** Brief **
Read the listing and extract each line that includes the word "title".

** Data listing **
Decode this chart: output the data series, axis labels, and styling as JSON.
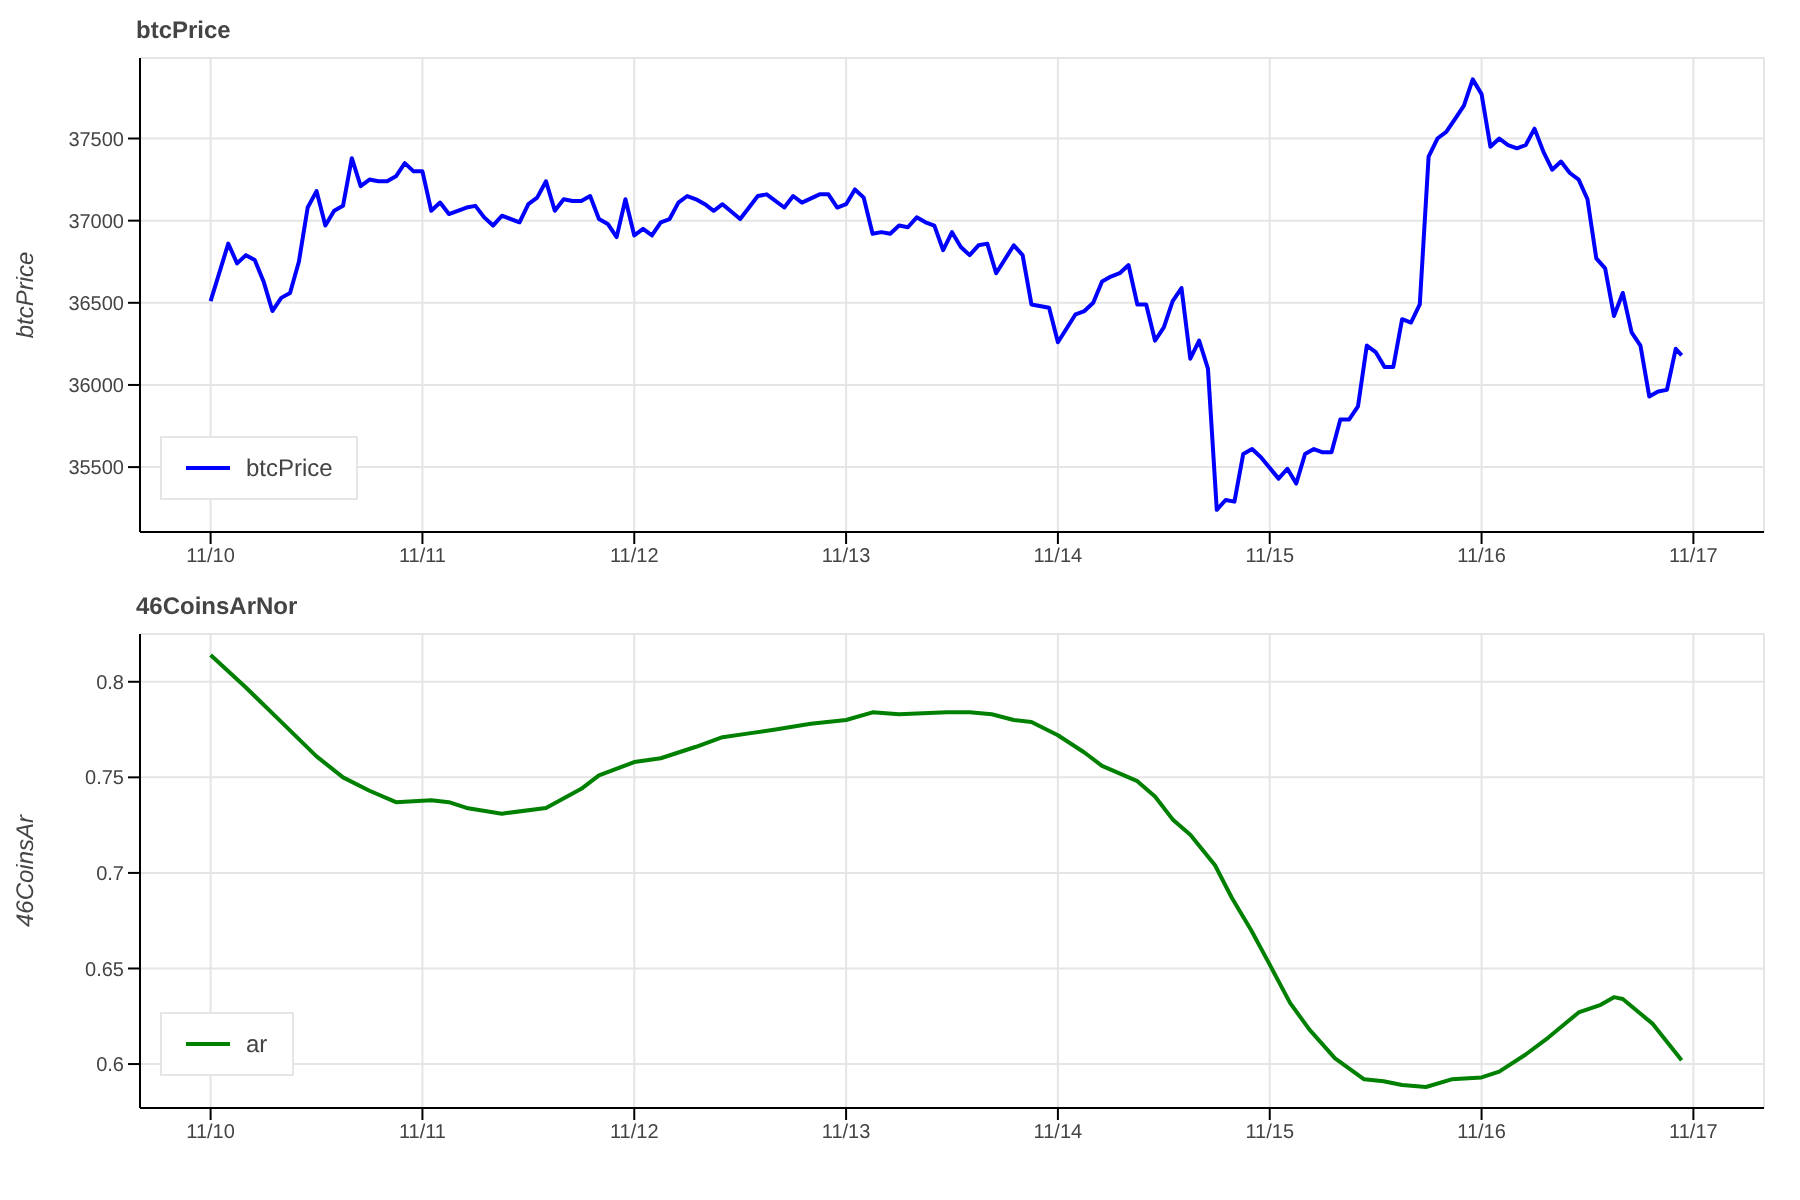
{
  "chart_data": [
    {
      "type": "line",
      "title": "btcPrice",
      "ylabel": "btcPrice",
      "x": [
        "--11-10T00:00",
        "--11-10T02:00",
        "--11-10T03:00",
        "--11-10T04:00",
        "--11-10T05:00",
        "--11-10T06:00",
        "--11-10T07:00",
        "--11-10T08:00",
        "--11-10T09:00",
        "--11-10T10:00",
        "--11-10T11:00",
        "--11-10T12:00",
        "--11-10T13:00",
        "--11-10T14:00",
        "--11-10T15:00",
        "--11-10T16:00",
        "--11-10T17:00",
        "--11-10T18:00",
        "--11-10T19:00",
        "--11-10T20:00",
        "--11-10T21:00",
        "--11-10T22:00",
        "--11-10T23:00",
        "--11-11T00:00",
        "--11-11T01:00",
        "--11-11T02:00",
        "--11-11T03:00",
        "--11-11T05:00",
        "--11-11T06:00",
        "--11-11T07:00",
        "--11-11T08:00",
        "--11-11T09:00",
        "--11-11T11:00",
        "--11-11T12:00",
        "--11-11T13:00",
        "--11-11T14:00",
        "--11-11T15:00",
        "--11-11T16:00",
        "--11-11T17:00",
        "--11-11T18:00",
        "--11-11T19:00",
        "--11-11T20:00",
        "--11-11T21:00",
        "--11-11T22:00",
        "--11-11T23:00",
        "--11-12T00:00",
        "--11-12T01:00",
        "--11-12T02:00",
        "--11-12T03:00",
        "--11-12T04:00",
        "--11-12T05:00",
        "--11-12T06:00",
        "--11-12T07:00",
        "--11-12T08:00",
        "--11-12T09:00",
        "--11-12T10:00",
        "--11-12T12:00",
        "--11-12T14:00",
        "--11-12T15:00",
        "--11-12T17:00",
        "--11-12T18:00",
        "--11-12T19:00",
        "--11-12T21:00",
        "--11-12T22:00",
        "--11-12T23:00",
        "--11-13T00:00",
        "--11-13T01:00",
        "--11-13T02:00",
        "--11-13T03:00",
        "--11-13T04:00",
        "--11-13T05:00",
        "--11-13T06:00",
        "--11-13T07:00",
        "--11-13T08:00",
        "--11-13T09:00",
        "--11-13T10:00",
        "--11-13T11:00",
        "--11-13T12:00",
        "--11-13T13:00",
        "--11-13T14:00",
        "--11-13T15:00",
        "--11-13T16:00",
        "--11-13T17:00",
        "--11-13T19:00",
        "--11-13T20:00",
        "--11-13T21:00",
        "--11-13T23:00",
        "--11-14T00:00",
        "--11-14T02:00",
        "--11-14T03:00",
        "--11-14T04:00",
        "--11-14T05:00",
        "--11-14T06:00",
        "--11-14T07:00",
        "--11-14T08:00",
        "--11-14T09:00",
        "--11-14T10:00",
        "--11-14T11:00",
        "--11-14T12:00",
        "--11-14T13:00",
        "--11-14T14:00",
        "--11-14T15:00",
        "--11-14T16:00",
        "--11-14T17:00",
        "--11-14T18:00",
        "--11-14T19:00",
        "--11-14T20:00",
        "--11-14T21:00",
        "--11-14T22:00",
        "--11-14T23:00",
        "--11-15T01:00",
        "--11-15T02:00",
        "--11-15T03:00",
        "--11-15T04:00",
        "--11-15T05:00",
        "--11-15T06:00",
        "--11-15T07:00",
        "--11-15T08:00",
        "--11-15T09:00",
        "--11-15T10:00",
        "--11-15T11:00",
        "--11-15T12:00",
        "--11-15T13:00",
        "--11-15T14:00",
        "--11-15T15:00",
        "--11-15T16:00",
        "--11-15T17:00",
        "--11-15T18:00",
        "--11-15T19:00",
        "--11-15T20:00",
        "--11-15T21:00",
        "--11-15T22:00",
        "--11-15T23:00",
        "--11-16T00:00",
        "--11-16T01:00",
        "--11-16T02:00",
        "--11-16T03:00",
        "--11-16T04:00",
        "--11-16T05:00",
        "--11-16T06:00",
        "--11-16T07:00",
        "--11-16T08:00",
        "--11-16T09:00",
        "--11-16T10:00",
        "--11-16T11:00",
        "--11-16T12:00",
        "--11-16T13:00",
        "--11-16T14:00",
        "--11-16T15:00",
        "--11-16T16:00",
        "--11-16T17:00",
        "--11-16T18:00",
        "--11-16T19:00",
        "--11-16T20:00",
        "--11-16T21:00",
        "--11-16T22:00",
        "--11-16T22:40"
      ],
      "series": [
        {
          "name": "btcPrice",
          "color": "#0000ff",
          "values": [
            36510,
            36860,
            36740,
            36790,
            36760,
            36630,
            36450,
            36530,
            36560,
            36750,
            37080,
            37180,
            36970,
            37060,
            37090,
            37380,
            37210,
            37250,
            37240,
            37240,
            37270,
            37350,
            37300,
            37300,
            37060,
            37110,
            37040,
            37080,
            37090,
            37020,
            36970,
            37030,
            36990,
            37100,
            37140,
            37240,
            37060,
            37130,
            37120,
            37120,
            37150,
            37010,
            36980,
            36900,
            37130,
            36910,
            36950,
            36910,
            36990,
            37010,
            37110,
            37150,
            37130,
            37100,
            37060,
            37100,
            37010,
            37150,
            37160,
            37080,
            37150,
            37110,
            37160,
            37160,
            37080,
            37100,
            37190,
            37140,
            36920,
            36930,
            36920,
            36970,
            36960,
            37020,
            36990,
            36970,
            36820,
            36930,
            36840,
            36790,
            36850,
            36860,
            36680,
            36850,
            36790,
            36490,
            36470,
            36260,
            36430,
            36450,
            36500,
            36630,
            36660,
            36680,
            36730,
            36490,
            36490,
            36270,
            36350,
            36510,
            36590,
            36160,
            36270,
            36100,
            35240,
            35300,
            35290,
            35580,
            35610,
            35560,
            35430,
            35490,
            35400,
            35580,
            35610,
            35590,
            35590,
            35790,
            35790,
            35870,
            36240,
            36200,
            36110,
            36110,
            36400,
            36380,
            36490,
            37390,
            37500,
            37540,
            37620,
            37700,
            37860,
            37770,
            37450,
            37500,
            37460,
            37440,
            37460,
            37560,
            37420,
            37310,
            37360,
            37290,
            37250,
            37130,
            36770,
            36710,
            36420,
            36560,
            36320,
            36240,
            35930,
            35960,
            35970,
            36220,
            36180
          ]
        }
      ],
      "xlim": [
        "--11-09T16:00",
        "--11-17T08:00"
      ],
      "ylim": [
        35105,
        37990
      ],
      "xticks": [
        {
          "value": "--11-10",
          "label": "11/10"
        },
        {
          "value": "--11-11",
          "label": "11/11"
        },
        {
          "value": "--11-12",
          "label": "11/12"
        },
        {
          "value": "--11-13",
          "label": "11/13"
        },
        {
          "value": "--11-14",
          "label": "11/14"
        },
        {
          "value": "--11-15",
          "label": "11/15"
        },
        {
          "value": "--11-16",
          "label": "11/16"
        },
        {
          "value": "--11-17",
          "label": "11/17"
        }
      ],
      "yticks": [
        35500,
        36000,
        36500,
        37000,
        37500
      ],
      "grid": true,
      "legend": "bottom left"
    },
    {
      "type": "line",
      "title": "46CoinsArNor",
      "ylabel": "46CoinsAr",
      "x": [
        "--11-10T00:00",
        "--11-10T04:00",
        "--11-10T08:00",
        "--11-10T12:00",
        "--11-10T15:00",
        "--11-10T18:00",
        "--11-10T21:00",
        "--11-11T01:00",
        "--11-11T03:00",
        "--11-11T05:00",
        "--11-11T09:00",
        "--11-11T14:00",
        "--11-11T18:00",
        "--11-11T20:00",
        "--11-12T00:00",
        "--11-12T03:00",
        "--11-12T07:00",
        "--11-12T10:00",
        "--11-12T13:00",
        "--11-12T16:00",
        "--11-12T20:00",
        "--11-13T00:00",
        "--11-13T03:00",
        "--11-13T06:00",
        "--11-13T11:24",
        "--11-13T14:00",
        "--11-13T16:30",
        "--11-13T19:00",
        "--11-13T21:00",
        "--11-14T00:00",
        "--11-14T03:00",
        "--11-14T05:00",
        "--11-14T09:00",
        "--11-14T11:00",
        "--11-14T13:00",
        "--11-14T15:00",
        "--11-14T17:48",
        "--11-14T19:42",
        "--11-14T21:54",
        "--11-15T00:00",
        "--11-15T02:18",
        "--11-15T04:30",
        "--11-15T07:24",
        "--11-15T10:42",
        "--11-15T12:54",
        "--11-15T15:00",
        "--11-15T17:42",
        "--11-15T20:36",
        "--11-16T00:00",
        "--11-16T02:00",
        "--11-16T05:00",
        "--11-16T07:36",
        "--11-16T11:00",
        "--11-16T13:30",
        "--11-16T15:00",
        "--11-16T16:00",
        "--11-16T19:24",
        "--11-16T22:40"
      ],
      "series": [
        {
          "name": "ar",
          "color": "#008000",
          "values": [
            0.814,
            0.797,
            0.779,
            0.761,
            0.75,
            0.743,
            0.737,
            0.738,
            0.737,
            0.734,
            0.731,
            0.734,
            0.744,
            0.751,
            0.758,
            0.76,
            0.766,
            0.771,
            0.773,
            0.775,
            0.778,
            0.78,
            0.784,
            0.783,
            0.784,
            0.784,
            0.783,
            0.78,
            0.779,
            0.772,
            0.763,
            0.756,
            0.748,
            0.74,
            0.728,
            0.72,
            0.704,
            0.687,
            0.67,
            0.652,
            0.632,
            0.618,
            0.603,
            0.592,
            0.591,
            0.589,
            0.588,
            0.592,
            0.593,
            0.596,
            0.605,
            0.614,
            0.627,
            0.631,
            0.635,
            0.634,
            0.621,
            0.602
          ]
        }
      ],
      "xlim": [
        "--11-09T16:00",
        "--11-17T08:00"
      ],
      "ylim": [
        0.577,
        0.825
      ],
      "xticks": [
        {
          "value": "--11-10",
          "label": "11/10"
        },
        {
          "value": "--11-11",
          "label": "11/11"
        },
        {
          "value": "--11-12",
          "label": "11/12"
        },
        {
          "value": "--11-13",
          "label": "11/13"
        },
        {
          "value": "--11-14",
          "label": "11/14"
        },
        {
          "value": "--11-15",
          "label": "11/15"
        },
        {
          "value": "--11-16",
          "label": "11/16"
        },
        {
          "value": "--11-17",
          "label": "11/17"
        }
      ],
      "yticks": [
        0.6,
        0.65,
        0.7,
        0.75,
        0.8
      ],
      "grid": true,
      "legend": "bottom left"
    }
  ]
}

** Reply to the task **
      "title": "btcPrice",
      "title": "46CoinsArNor",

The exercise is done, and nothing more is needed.